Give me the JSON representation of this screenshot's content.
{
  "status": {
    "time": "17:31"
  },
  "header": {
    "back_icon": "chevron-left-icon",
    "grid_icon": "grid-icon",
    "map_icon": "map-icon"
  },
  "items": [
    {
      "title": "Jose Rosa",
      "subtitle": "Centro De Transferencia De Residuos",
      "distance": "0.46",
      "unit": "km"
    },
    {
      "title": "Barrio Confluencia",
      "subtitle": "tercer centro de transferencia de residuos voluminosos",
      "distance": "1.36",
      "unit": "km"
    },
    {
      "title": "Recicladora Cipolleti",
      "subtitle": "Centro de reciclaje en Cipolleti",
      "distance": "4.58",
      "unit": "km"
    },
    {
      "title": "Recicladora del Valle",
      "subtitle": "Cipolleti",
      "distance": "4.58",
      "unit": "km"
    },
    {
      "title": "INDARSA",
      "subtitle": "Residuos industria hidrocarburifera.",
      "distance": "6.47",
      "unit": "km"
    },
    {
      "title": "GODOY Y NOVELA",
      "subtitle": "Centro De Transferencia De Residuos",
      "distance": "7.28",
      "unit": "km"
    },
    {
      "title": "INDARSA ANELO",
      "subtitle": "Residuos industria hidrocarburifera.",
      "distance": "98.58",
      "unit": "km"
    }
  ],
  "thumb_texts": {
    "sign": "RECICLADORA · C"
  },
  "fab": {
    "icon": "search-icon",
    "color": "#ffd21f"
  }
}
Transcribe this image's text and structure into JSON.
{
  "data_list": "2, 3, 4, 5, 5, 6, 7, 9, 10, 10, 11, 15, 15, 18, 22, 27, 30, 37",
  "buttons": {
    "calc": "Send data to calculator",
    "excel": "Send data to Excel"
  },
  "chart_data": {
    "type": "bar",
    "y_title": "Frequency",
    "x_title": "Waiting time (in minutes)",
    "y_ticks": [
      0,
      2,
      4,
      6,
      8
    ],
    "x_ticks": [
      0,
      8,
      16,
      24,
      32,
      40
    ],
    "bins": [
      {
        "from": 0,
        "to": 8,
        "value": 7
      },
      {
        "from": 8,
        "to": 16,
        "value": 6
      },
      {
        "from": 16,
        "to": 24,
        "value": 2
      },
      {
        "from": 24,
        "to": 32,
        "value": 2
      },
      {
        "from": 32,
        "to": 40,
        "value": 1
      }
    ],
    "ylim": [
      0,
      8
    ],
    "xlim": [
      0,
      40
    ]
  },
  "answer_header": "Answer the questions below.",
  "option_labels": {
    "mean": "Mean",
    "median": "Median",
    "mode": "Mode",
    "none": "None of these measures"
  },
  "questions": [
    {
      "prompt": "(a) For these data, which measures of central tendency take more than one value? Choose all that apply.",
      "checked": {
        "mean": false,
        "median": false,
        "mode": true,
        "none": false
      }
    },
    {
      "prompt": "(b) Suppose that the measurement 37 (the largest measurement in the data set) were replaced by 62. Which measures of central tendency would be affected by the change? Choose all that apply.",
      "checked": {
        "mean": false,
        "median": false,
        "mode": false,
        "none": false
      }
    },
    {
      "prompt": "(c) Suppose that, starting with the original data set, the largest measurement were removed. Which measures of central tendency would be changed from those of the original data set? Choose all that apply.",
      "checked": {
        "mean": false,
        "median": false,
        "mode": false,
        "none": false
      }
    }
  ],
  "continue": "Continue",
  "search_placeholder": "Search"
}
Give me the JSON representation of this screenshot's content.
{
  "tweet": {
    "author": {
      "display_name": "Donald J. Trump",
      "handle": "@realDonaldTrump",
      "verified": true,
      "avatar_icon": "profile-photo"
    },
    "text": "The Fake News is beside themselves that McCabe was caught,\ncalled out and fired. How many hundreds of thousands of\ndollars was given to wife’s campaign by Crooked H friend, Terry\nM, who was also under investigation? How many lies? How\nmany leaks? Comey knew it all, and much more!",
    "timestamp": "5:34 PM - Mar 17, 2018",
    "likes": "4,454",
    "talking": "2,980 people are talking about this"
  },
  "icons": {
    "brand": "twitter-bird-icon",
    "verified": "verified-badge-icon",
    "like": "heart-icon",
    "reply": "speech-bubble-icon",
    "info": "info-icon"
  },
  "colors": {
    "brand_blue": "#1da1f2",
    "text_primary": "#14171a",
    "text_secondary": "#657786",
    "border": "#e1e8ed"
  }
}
====
What this task involves. Type out the entries again, word for word.

Output for this exercise.
Give me the JSON representation of this screenshot's content.
{
  "status": {
    "time": "17:31"
  },
  "header": {
    "back_icon": "chevron-left-icon",
    "grid_icon": "grid-icon",
    "map_icon": "map-icon"
  },
  "items": [
    {
      "title": "Jose Rosa",
      "subtitle": "Centro De Transferencia De Residuos",
      "distance": "0.46",
      "unit": "km"
    },
    {
      "title": "Barrio Confluencia",
      "subtitle": "tercer centro de transferencia de residuos voluminosos",
      "distance": "1.36",
      "unit": "km"
    },
    {
      "title": "Recicladora Cipolleti",
      "subtitle": "Centro de reciclaje en Cipolleti",
      "distance": "4.58",
      "unit": "km"
    },
    {
      "title": "Recicladora del Valle",
      "subtitle": "Cipolleti",
      "distance": "4.58",
      "unit": "km"
    },
    {
      "title": "INDARSA",
      "subtitle": "Residuos industria hidrocarburifera.",
      "distance": "6.47",
      "unit": "km"
    },
    {
      "title": "GODOY Y NOVELA",
      "subtitle": "Centro De Transferencia De Residuos",
      "distance": "7.28",
      "unit": "km"
    },
    {
      "title": "INDARSA ANELO",
      "subtitle": "Residuos industria hidrocarburifera.",
      "distance": "98.58",
      "unit": "km"
    }
  ],
  "thumb_texts": {
    "sign": "RECICLADORA · C"
  },
  "fab": {
    "icon": "search-icon",
    "color": "#ffd21f"
  }
}
Transcribe this image's text and structure into JSON.
{
  "data_list": "2, 3, 4, 5, 5, 6, 7, 9, 10, 10, 11, 15, 15, 18, 22, 27, 30, 37",
  "buttons": {
    "calc": "Send data to calculator",
    "excel": "Send data to Excel"
  },
  "chart_data": {
    "type": "bar",
    "y_title": "Frequency",
    "x_title": "Waiting time (in minutes)",
    "y_ticks": [
      0,
      2,
      4,
      6,
      8
    ],
    "x_ticks": [
      0,
      8,
      16,
      24,
      32,
      40
    ],
    "bins": [
      {
        "from": 0,
        "to": 8,
        "value": 7
      },
      {
        "from": 8,
        "to": 16,
        "value": 6
      },
      {
        "from": 16,
        "to": 24,
        "value": 2
      },
      {
        "from": 24,
        "to": 32,
        "value": 2
      },
      {
        "from": 32,
        "to": 40,
        "value": 1
      }
    ],
    "ylim": [
      0,
      8
    ],
    "xlim": [
      0,
      40
    ]
  },
  "answer_header": "Answer the questions below.",
  "option_labels": {
    "mean": "Mean",
    "median": "Median",
    "mode": "Mode",
    "none": "None of these measures"
  },
  "questions": [
    {
      "prompt": "(a) For these data, which measures of central tendency take more than one value? Choose all that apply.",
      "checked": {
        "mean": false,
        "median": false,
        "mode": true,
        "none": false
      }
    },
    {
      "prompt": "(b) Suppose that the measurement 37 (the largest measurement in the data set) were replaced by 62. Which measures of central tendency would be affected by the change? Choose all that apply.",
      "checked": {
        "mean": false,
        "median": false,
        "mode": false,
        "none": false
      }
    },
    {
      "prompt": "(c) Suppose that, starting with the original data set, the largest measurement were removed. Which measures of central tendency would be changed from those of the original data set? Choose all that apply.",
      "checked": {
        "mean": false,
        "median": false,
        "mode": false,
        "none": false
      }
    }
  ],
  "continue": "Continue",
  "search_placeholder": "Search"
}
Give me the JSON representation of this screenshot's content.
{
  "tweet": {
    "author": {
      "display_name": "Donald J. Trump",
      "handle": "@realDonaldTrump",
      "verified": true,
      "avatar_icon": "profile-photo"
    },
    "text": "The Fake News is beside themselves that McCabe was caught,\ncalled out and fired. How many hundreds of thousands of\ndollars was given to wife’s campaign by Crooked H friend, Terry\nM, who was also under investigation? How many lies? How\nmany leaks? Comey knew it all, and much more!",
    "timestamp": "5:34 PM - Mar 17, 2018",
    "likes": "4,454",
    "talking": "2,980 people are talking about this"
  },
  "icons": {
    "brand": "twitter-bird-icon",
    "verified": "verified-badge-icon",
    "like": "heart-icon",
    "reply": "speech-bubble-icon",
    "info": "info-icon"
  },
  "colors": {
    "brand_blue": "#1da1f2",
    "text_primary": "#14171a",
    "text_secondary": "#657786",
    "border": "#e1e8ed"
  }
}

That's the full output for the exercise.